(Stored records)
↓

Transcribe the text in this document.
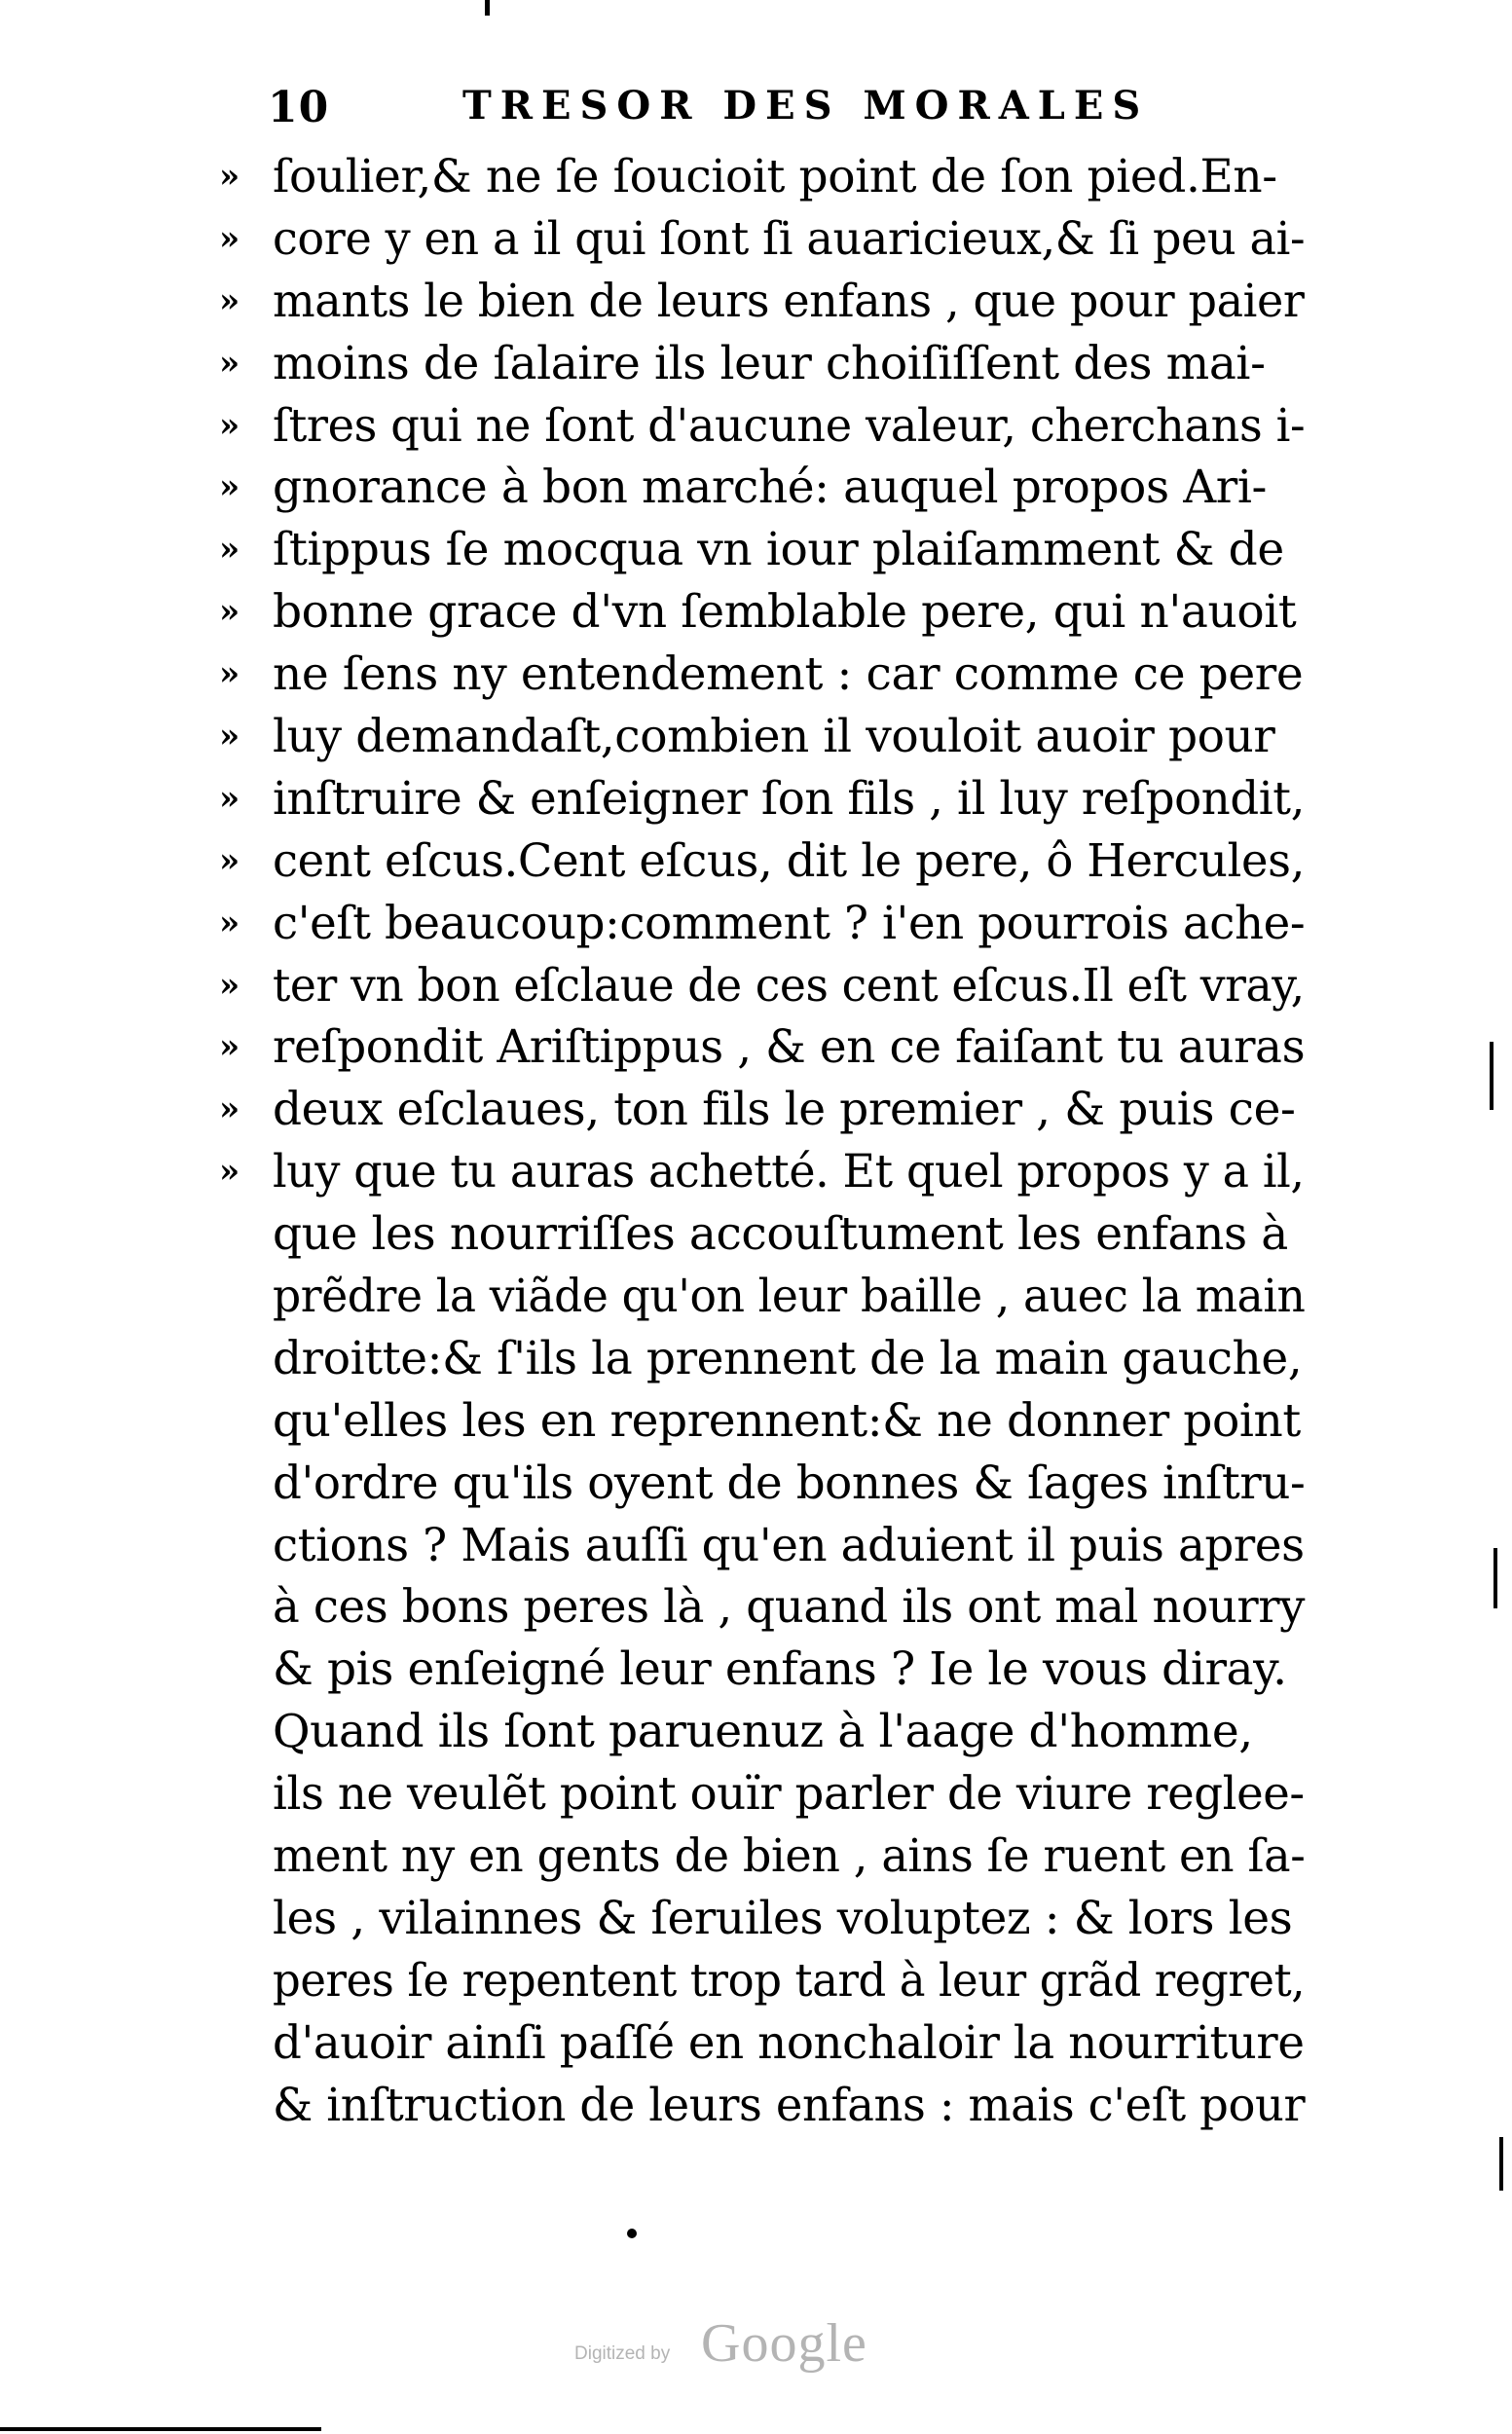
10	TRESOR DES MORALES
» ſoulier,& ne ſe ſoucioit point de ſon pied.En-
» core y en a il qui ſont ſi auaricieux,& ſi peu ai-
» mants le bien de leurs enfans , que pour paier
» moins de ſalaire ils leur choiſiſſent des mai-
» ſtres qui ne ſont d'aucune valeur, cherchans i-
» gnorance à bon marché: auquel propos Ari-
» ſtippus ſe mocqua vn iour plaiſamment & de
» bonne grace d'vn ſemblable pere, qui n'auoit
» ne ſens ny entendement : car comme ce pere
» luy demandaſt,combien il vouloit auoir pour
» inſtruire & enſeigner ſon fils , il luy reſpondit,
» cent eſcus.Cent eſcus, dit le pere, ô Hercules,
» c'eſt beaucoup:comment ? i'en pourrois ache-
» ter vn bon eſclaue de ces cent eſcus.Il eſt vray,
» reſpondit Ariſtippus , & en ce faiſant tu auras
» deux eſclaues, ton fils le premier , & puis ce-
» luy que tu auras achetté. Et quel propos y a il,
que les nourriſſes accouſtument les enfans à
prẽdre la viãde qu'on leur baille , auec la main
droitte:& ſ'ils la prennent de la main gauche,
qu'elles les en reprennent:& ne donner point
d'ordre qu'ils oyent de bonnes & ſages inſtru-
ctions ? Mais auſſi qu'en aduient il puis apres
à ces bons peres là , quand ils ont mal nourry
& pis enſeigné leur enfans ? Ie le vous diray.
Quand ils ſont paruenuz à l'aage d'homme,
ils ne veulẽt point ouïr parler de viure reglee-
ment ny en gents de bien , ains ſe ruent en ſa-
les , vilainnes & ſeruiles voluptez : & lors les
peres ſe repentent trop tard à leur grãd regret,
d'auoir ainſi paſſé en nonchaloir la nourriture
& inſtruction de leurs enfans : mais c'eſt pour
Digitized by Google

↑

SET TASK: Output the data exactly. Pictures don't belong in the result.

FINAL RESULT:
Transcribe the text in this document.
10	TRESOR DES MORALES
» ſoulier,& ne ſe ſoucioit point de ſon pied.En-
» core y en a il qui ſont ſi auaricieux,& ſi peu ai-
» mants le bien de leurs enfans , que pour paier
» moins de ſalaire ils leur choiſiſſent des mai-
» ſtres qui ne ſont d'aucune valeur, cherchans i-
» gnorance à bon marché: auquel propos Ari-
» ſtippus ſe mocqua vn iour plaiſamment & de
» bonne grace d'vn ſemblable pere, qui n'auoit
» ne ſens ny entendement : car comme ce pere
» luy demandaſt,combien il vouloit auoir pour
» inſtruire & enſeigner ſon fils , il luy reſpondit,
» cent eſcus.Cent eſcus, dit le pere, ô Hercules,
» c'eſt beaucoup:comment ? i'en pourrois ache-
» ter vn bon eſclaue de ces cent eſcus.Il eſt vray,
» reſpondit Ariſtippus , & en ce faiſant tu auras
» deux eſclaues, ton fils le premier , & puis ce-
» luy que tu auras achetté. Et quel propos y a il,
que les nourriſſes accouſtument les enfans à
prẽdre la viãde qu'on leur baille , auec la main
droitte:& ſ'ils la prennent de la main gauche,
qu'elles les en reprennent:& ne donner point
d'ordre qu'ils oyent de bonnes & ſages inſtru-
ctions ? Mais auſſi qu'en aduient il puis apres
à ces bons peres là , quand ils ont mal nourry
& pis enſeigné leur enfans ? Ie le vous diray.
Quand ils ſont paruenuz à l'aage d'homme,
ils ne veulẽt point ouïr parler de viure reglee-
ment ny en gents de bien , ains ſe ruent en ſa-
les , vilainnes & ſeruiles voluptez : & lors les
peres ſe repentent trop tard à leur grãd regret,
d'auoir ainſi paſſé en nonchaloir la nourriture
& inſtruction de leurs enfans : mais c'eſt pour
Digitized by Google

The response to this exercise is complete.